## Goal:
Return the listing below verbatim. Pictures do not belong in the copy.

## Stored data:
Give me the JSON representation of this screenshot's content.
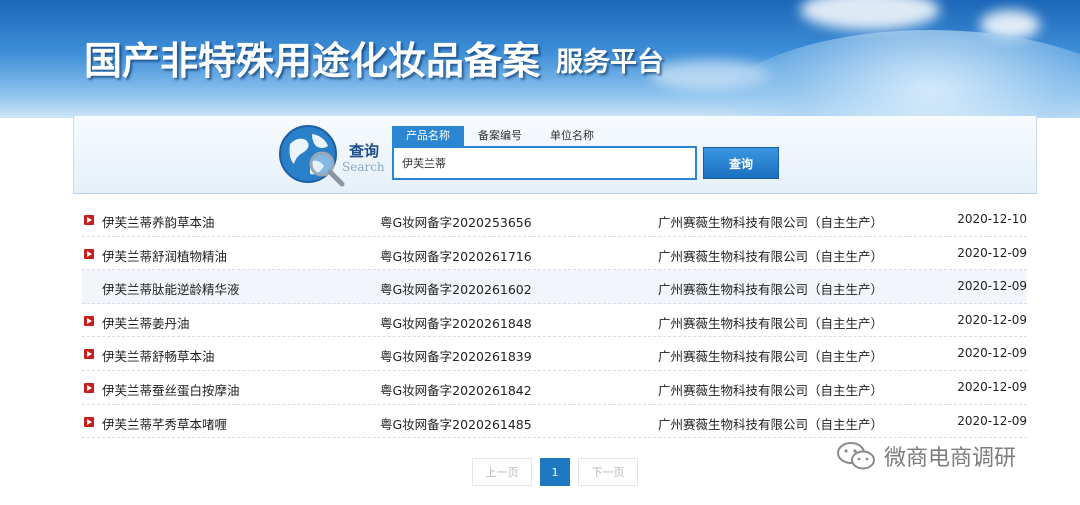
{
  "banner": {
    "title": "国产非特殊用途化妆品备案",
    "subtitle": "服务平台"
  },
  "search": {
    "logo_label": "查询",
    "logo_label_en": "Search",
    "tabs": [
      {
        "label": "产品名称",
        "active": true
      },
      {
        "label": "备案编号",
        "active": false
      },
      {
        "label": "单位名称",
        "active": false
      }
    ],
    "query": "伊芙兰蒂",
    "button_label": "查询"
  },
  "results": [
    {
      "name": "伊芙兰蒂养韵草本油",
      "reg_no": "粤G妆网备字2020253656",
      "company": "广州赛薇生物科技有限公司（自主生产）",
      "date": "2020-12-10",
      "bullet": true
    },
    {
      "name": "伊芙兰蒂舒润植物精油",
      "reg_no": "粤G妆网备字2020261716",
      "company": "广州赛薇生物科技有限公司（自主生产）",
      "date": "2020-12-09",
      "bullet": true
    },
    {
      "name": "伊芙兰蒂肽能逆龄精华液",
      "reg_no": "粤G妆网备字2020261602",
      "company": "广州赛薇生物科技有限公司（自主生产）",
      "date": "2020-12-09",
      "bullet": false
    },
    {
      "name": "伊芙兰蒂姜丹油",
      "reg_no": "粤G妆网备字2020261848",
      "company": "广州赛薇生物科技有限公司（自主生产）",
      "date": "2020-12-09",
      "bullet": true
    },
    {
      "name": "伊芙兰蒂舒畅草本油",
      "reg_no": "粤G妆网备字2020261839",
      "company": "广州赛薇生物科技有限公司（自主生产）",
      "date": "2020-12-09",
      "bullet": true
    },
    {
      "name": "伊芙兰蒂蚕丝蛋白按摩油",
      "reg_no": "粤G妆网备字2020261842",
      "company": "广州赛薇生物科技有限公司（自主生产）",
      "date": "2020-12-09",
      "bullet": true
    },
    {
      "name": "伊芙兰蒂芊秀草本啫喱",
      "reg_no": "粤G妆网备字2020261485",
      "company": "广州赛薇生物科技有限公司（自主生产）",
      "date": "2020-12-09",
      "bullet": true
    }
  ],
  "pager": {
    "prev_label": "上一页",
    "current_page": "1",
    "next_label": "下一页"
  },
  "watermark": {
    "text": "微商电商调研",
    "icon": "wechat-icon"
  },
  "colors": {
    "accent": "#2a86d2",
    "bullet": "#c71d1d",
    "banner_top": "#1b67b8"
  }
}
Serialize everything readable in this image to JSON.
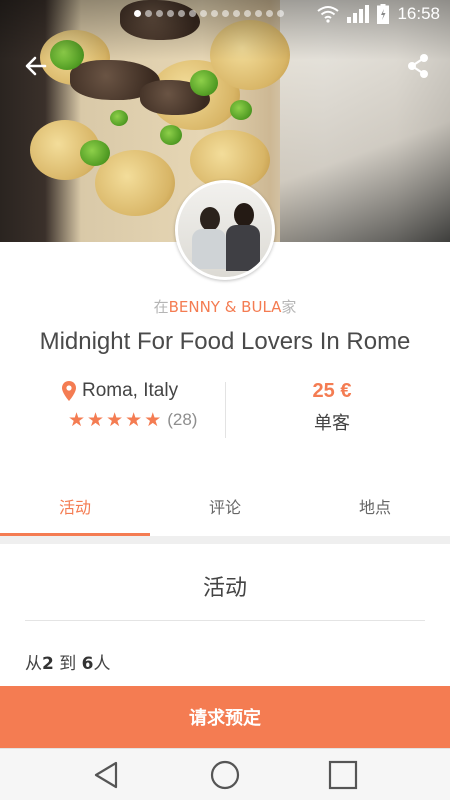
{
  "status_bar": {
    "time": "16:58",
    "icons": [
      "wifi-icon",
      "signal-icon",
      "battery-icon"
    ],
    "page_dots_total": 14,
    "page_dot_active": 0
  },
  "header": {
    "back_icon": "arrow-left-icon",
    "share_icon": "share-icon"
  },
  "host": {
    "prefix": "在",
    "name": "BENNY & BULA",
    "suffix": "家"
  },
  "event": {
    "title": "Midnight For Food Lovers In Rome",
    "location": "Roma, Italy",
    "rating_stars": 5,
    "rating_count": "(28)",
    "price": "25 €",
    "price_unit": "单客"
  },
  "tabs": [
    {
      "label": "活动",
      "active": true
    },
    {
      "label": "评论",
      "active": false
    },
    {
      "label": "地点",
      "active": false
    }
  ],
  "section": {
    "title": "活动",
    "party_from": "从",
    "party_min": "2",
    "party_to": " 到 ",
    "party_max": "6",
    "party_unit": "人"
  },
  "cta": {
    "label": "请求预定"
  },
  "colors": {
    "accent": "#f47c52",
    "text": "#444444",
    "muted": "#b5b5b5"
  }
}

## Result of this exercise:
Give me the JSON representation of this screenshot's content.
{
  "banner": {
    "title": "国产非特殊用途化妆品备案",
    "subtitle": "服务平台"
  },
  "search": {
    "logo_label": "查询",
    "logo_label_en": "Search",
    "tabs": [
      {
        "label": "产品名称",
        "active": true
      },
      {
        "label": "备案编号",
        "active": false
      },
      {
        "label": "单位名称",
        "active": false
      }
    ],
    "query": "伊芙兰蒂",
    "button_label": "查询"
  },
  "results": [
    {
      "name": "伊芙兰蒂养韵草本油",
      "reg_no": "粤G妆网备字2020253656",
      "company": "广州赛薇生物科技有限公司（自主生产）",
      "date": "2020-12-10",
      "bullet": true
    },
    {
      "name": "伊芙兰蒂舒润植物精油",
      "reg_no": "粤G妆网备字2020261716",
      "company": "广州赛薇生物科技有限公司（自主生产）",
      "date": "2020-12-09",
      "bullet": true
    },
    {
      "name": "伊芙兰蒂肽能逆龄精华液",
      "reg_no": "粤G妆网备字2020261602",
      "company": "广州赛薇生物科技有限公司（自主生产）",
      "date": "2020-12-09",
      "bullet": false
    },
    {
      "name": "伊芙兰蒂姜丹油",
      "reg_no": "粤G妆网备字2020261848",
      "company": "广州赛薇生物科技有限公司（自主生产）",
      "date": "2020-12-09",
      "bullet": true
    },
    {
      "name": "伊芙兰蒂舒畅草本油",
      "reg_no": "粤G妆网备字2020261839",
      "company": "广州赛薇生物科技有限公司（自主生产）",
      "date": "2020-12-09",
      "bullet": true
    },
    {
      "name": "伊芙兰蒂蚕丝蛋白按摩油",
      "reg_no": "粤G妆网备字2020261842",
      "company": "广州赛薇生物科技有限公司（自主生产）",
      "date": "2020-12-09",
      "bullet": true
    },
    {
      "name": "伊芙兰蒂芊秀草本啫喱",
      "reg_no": "粤G妆网备字2020261485",
      "company": "广州赛薇生物科技有限公司（自主生产）",
      "date": "2020-12-09",
      "bullet": true
    }
  ],
  "pager": {
    "prev_label": "上一页",
    "current_page": "1",
    "next_label": "下一页"
  },
  "watermark": {
    "text": "微商电商调研",
    "icon": "wechat-icon"
  },
  "colors": {
    "accent": "#2a86d2",
    "bullet": "#c71d1d",
    "banner_top": "#1b67b8"
  }
}
Serialize everything readable in this image to JSON.
{
  "status_bar": {
    "time": "16:58",
    "icons": [
      "wifi-icon",
      "signal-icon",
      "battery-icon"
    ],
    "page_dots_total": 14,
    "page_dot_active": 0
  },
  "header": {
    "back_icon": "arrow-left-icon",
    "share_icon": "share-icon"
  },
  "host": {
    "prefix": "在",
    "name": "BENNY & BULA",
    "suffix": "家"
  },
  "event": {
    "title": "Midnight For Food Lovers In Rome",
    "location": "Roma, Italy",
    "rating_stars": 5,
    "rating_count": "(28)",
    "price": "25 €",
    "price_unit": "单客"
  },
  "tabs": [
    {
      "label": "活动",
      "active": true
    },
    {
      "label": "评论",
      "active": false
    },
    {
      "label": "地点",
      "active": false
    }
  ],
  "section": {
    "title": "活动",
    "party_from": "从",
    "party_min": "2",
    "party_to": " 到 ",
    "party_max": "6",
    "party_unit": "人"
  },
  "cta": {
    "label": "请求预定"
  },
  "colors": {
    "accent": "#f47c52",
    "text": "#444444",
    "muted": "#b5b5b5"
  }
}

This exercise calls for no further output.